Exercise task —
Tally every line of the listing below that holds "High", then give the tally alone.

Items —
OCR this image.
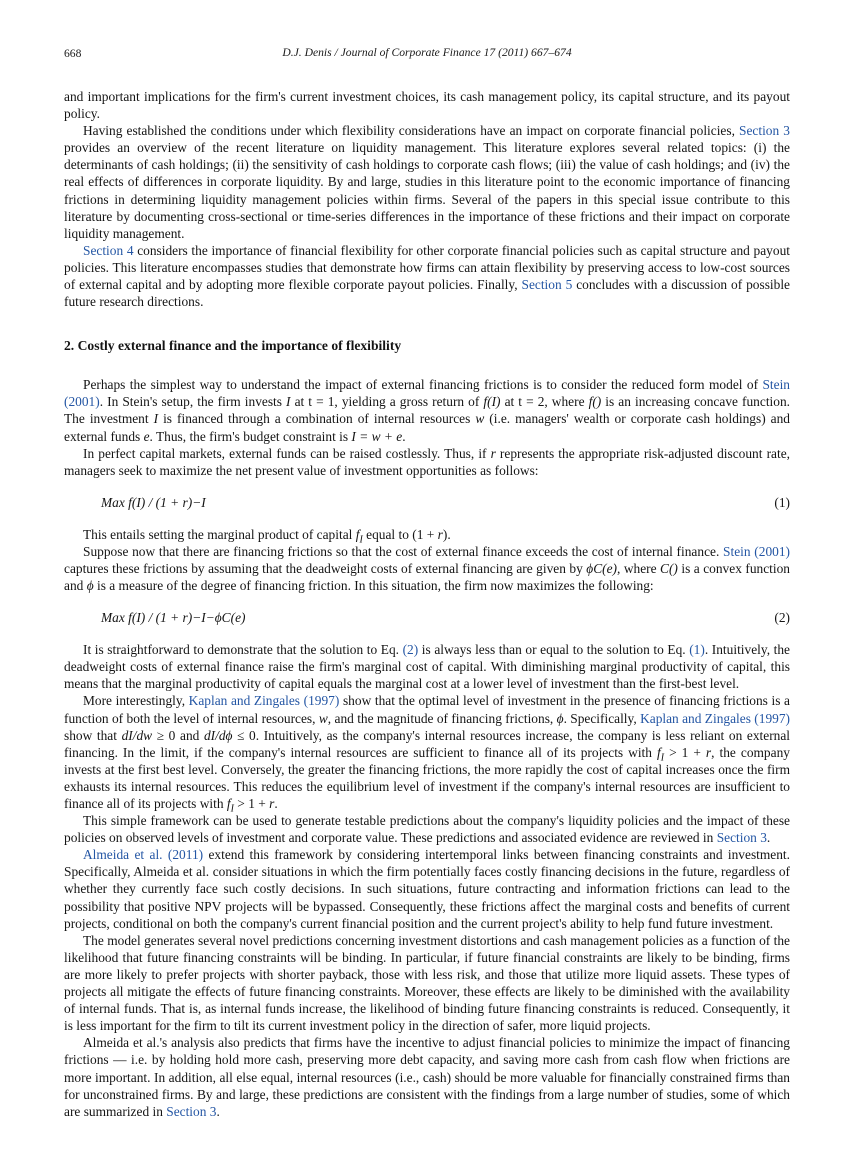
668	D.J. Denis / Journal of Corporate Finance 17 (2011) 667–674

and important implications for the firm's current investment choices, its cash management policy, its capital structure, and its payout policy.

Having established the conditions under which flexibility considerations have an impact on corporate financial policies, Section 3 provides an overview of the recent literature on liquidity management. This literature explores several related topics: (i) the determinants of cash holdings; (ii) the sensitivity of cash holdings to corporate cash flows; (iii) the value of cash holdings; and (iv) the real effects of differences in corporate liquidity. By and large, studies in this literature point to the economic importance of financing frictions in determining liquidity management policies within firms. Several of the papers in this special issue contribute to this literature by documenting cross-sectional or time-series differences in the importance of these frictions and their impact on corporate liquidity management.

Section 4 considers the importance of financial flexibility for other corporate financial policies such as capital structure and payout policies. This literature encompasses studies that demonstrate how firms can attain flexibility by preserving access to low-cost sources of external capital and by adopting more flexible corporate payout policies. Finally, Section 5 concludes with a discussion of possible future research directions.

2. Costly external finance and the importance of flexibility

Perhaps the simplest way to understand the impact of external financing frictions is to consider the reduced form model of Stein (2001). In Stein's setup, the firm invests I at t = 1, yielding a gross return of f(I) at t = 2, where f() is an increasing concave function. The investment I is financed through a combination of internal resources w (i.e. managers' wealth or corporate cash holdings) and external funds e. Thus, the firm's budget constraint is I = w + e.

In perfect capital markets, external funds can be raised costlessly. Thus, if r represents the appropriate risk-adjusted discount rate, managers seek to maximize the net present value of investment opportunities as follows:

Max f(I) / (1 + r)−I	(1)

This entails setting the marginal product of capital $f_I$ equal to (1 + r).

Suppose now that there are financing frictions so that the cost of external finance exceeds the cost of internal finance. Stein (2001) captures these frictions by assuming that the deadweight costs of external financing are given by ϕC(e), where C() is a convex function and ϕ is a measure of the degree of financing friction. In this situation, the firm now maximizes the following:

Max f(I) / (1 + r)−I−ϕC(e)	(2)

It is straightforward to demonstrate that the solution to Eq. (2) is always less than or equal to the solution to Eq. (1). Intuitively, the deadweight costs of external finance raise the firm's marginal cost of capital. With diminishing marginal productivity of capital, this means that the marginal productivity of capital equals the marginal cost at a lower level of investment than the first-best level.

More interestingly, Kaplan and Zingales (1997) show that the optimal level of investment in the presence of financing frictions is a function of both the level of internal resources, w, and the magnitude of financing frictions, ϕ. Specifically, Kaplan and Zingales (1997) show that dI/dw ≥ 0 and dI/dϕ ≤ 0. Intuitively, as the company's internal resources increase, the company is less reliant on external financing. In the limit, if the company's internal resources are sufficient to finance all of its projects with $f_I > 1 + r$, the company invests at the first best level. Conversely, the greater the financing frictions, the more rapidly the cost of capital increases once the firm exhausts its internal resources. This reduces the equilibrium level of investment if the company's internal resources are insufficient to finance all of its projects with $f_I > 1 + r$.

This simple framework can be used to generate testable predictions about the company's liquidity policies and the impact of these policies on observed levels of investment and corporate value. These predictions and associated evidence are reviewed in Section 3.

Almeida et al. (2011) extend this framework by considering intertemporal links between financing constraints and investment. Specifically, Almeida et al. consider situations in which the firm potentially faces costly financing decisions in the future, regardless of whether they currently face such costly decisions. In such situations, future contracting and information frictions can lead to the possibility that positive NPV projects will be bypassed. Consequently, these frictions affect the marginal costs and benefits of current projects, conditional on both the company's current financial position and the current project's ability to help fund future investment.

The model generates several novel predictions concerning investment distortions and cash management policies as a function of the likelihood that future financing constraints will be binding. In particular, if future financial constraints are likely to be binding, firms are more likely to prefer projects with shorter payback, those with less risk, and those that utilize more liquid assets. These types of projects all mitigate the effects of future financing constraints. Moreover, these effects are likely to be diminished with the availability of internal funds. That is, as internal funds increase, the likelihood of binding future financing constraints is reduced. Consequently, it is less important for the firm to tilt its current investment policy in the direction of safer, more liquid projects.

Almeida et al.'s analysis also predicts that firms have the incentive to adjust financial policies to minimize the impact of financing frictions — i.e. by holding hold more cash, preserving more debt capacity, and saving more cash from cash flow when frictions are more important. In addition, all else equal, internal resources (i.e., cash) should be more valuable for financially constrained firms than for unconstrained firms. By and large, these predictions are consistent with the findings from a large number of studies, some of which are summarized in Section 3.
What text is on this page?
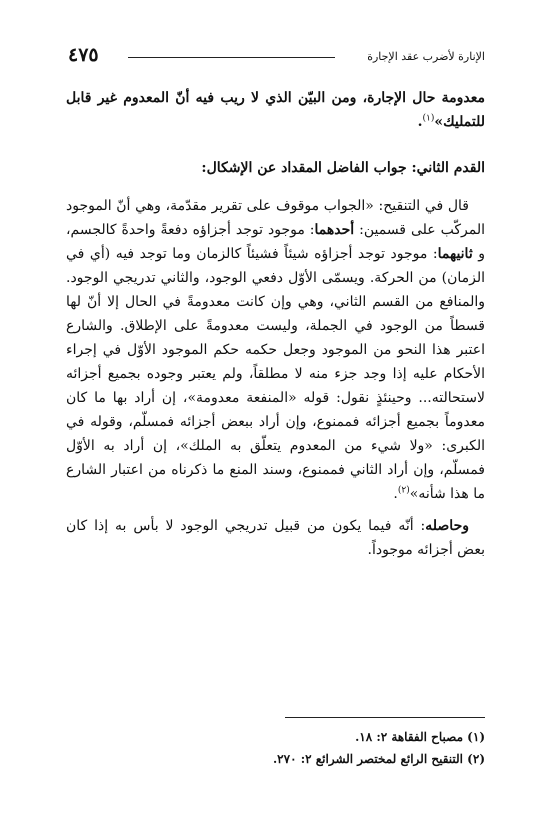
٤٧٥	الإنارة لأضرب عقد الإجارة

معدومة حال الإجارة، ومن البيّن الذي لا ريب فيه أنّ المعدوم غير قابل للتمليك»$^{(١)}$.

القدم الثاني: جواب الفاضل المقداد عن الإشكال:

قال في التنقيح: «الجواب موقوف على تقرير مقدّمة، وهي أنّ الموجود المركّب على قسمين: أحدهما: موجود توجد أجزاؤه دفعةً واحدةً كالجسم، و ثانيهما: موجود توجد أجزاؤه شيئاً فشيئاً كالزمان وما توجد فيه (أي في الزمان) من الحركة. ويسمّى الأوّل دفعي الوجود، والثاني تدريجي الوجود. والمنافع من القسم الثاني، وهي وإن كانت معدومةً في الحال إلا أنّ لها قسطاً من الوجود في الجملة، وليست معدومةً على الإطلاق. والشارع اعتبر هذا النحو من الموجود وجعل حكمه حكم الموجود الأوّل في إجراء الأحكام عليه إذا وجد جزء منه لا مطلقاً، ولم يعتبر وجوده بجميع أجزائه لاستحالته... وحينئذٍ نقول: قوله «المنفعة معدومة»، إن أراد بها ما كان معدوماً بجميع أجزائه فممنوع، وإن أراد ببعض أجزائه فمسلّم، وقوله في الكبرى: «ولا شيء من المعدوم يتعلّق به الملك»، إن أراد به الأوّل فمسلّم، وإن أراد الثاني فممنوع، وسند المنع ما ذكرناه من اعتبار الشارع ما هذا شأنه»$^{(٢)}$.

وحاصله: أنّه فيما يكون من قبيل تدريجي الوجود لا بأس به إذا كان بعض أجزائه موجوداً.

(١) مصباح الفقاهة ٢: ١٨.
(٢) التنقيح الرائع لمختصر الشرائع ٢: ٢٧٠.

---

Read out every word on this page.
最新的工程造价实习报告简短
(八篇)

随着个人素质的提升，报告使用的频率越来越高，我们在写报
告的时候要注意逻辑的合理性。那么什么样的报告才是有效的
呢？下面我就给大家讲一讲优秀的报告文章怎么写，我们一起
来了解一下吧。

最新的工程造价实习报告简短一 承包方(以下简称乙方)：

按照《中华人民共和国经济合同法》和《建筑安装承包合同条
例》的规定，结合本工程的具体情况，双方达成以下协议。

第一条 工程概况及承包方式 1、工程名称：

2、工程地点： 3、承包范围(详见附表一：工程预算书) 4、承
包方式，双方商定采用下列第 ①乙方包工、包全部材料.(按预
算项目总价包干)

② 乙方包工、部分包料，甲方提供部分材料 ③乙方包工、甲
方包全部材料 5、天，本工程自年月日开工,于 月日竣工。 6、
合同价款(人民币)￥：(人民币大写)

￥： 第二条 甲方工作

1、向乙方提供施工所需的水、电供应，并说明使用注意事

...

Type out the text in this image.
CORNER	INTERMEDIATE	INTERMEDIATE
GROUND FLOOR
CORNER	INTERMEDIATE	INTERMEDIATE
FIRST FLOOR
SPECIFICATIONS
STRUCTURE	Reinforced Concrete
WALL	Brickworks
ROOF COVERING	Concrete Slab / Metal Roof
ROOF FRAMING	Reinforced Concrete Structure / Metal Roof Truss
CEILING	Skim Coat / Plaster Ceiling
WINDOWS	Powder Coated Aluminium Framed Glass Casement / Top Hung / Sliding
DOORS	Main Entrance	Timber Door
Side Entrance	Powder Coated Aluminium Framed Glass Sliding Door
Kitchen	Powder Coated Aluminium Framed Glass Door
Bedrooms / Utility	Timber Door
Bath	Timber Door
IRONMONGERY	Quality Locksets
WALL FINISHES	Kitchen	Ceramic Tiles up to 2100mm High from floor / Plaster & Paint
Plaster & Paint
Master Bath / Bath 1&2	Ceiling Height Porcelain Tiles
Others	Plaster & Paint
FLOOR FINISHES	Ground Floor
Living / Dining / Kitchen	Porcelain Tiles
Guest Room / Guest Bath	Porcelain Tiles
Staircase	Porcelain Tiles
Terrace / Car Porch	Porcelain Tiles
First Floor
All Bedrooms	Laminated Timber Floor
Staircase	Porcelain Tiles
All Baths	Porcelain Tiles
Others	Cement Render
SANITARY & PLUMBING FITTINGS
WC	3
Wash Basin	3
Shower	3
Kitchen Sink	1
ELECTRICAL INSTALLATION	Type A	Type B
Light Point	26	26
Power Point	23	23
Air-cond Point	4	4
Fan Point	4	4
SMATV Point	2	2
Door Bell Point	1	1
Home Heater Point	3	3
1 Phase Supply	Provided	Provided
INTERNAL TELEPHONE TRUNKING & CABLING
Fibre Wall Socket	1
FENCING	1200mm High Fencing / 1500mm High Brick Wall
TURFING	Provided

Written answer —
2